======== RECORDS SHOWN

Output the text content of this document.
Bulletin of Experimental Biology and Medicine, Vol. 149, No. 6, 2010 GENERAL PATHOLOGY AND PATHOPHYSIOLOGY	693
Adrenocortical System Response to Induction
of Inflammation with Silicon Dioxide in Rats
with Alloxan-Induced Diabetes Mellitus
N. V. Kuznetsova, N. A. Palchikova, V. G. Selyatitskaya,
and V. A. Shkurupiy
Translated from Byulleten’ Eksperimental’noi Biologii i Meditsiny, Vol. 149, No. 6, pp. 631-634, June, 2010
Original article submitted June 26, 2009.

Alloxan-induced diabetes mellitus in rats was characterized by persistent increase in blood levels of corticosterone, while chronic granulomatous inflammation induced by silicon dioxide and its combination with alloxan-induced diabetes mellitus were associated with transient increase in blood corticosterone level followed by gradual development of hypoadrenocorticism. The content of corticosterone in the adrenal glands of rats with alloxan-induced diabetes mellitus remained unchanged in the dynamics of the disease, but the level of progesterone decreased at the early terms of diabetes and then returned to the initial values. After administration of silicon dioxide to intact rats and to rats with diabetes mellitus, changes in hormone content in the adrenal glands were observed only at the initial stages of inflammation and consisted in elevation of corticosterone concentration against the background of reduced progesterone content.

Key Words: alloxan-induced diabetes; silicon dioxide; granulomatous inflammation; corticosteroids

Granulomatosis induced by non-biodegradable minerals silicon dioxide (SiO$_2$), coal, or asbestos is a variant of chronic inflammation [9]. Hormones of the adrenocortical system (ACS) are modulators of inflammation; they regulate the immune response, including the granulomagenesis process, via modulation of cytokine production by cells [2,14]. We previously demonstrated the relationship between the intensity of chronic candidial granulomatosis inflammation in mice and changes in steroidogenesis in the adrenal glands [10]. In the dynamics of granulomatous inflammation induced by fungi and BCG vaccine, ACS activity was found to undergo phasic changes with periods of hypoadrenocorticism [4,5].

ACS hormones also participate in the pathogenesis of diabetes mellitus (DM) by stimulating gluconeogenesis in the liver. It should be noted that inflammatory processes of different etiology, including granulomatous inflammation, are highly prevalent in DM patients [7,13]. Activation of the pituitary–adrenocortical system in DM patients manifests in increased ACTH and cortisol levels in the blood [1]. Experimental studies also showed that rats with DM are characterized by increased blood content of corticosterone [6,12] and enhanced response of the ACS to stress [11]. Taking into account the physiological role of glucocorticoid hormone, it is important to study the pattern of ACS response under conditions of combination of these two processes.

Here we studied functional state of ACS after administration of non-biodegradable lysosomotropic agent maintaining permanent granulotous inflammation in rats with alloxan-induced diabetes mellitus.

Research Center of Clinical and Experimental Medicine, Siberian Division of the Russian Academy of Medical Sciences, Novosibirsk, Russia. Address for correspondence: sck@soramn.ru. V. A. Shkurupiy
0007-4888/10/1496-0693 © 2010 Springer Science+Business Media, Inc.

================

▶ WHAT YOU WILL DO: When a line above includes the word "adrenal", please list that line.

▶ EXERCISE RESPONSE:
Alloxan-induced diabetes mellitus in rats was characterized by persistent increase in blood levels of corticosterone, while chronic granulomatous inflammation induced by silicon dioxide and its combination with alloxan-induced diabetes mellitus were associated with transient increase in blood corticosterone level followed by gradual development of hypoadrenocorticism. The content of corticosterone in the adrenal glands of rats with alloxan-induced diabetes mellitus remained unchanged in the dynamics of the disease, but the level of progesterone decreased at the early terms of diabetes and then returned to the initial values. After administration of silicon dioxide to intact rats and to rats with diabetes mellitus, changes in hormone content in the adrenal glands were observed only at the initial stages of inflammation and consisted in elevation of corticosterone concentration against the background of reduced progesterone content.
Granulomatosis induced by non-biodegradable minerals silicon dioxide (SiO$_2$), coal, or asbestos is a variant of chronic inflammation [9]. Hormones of the adrenocortical system (ACS) are modulators of inflammation; they regulate the immune response, including the granulomagenesis process, via modulation of cytokine production by cells [2,14]. We previously demonstrated the relationship between the intensity of chronic candidial granulomatosis inflammation in mice and changes in steroidogenesis in the adrenal glands [10]. In the dynamics of granulomatous inflammation induced by fungi and BCG vaccine, ACS activity was found to undergo phasic changes with periods of hypoadrenocorticism [4,5].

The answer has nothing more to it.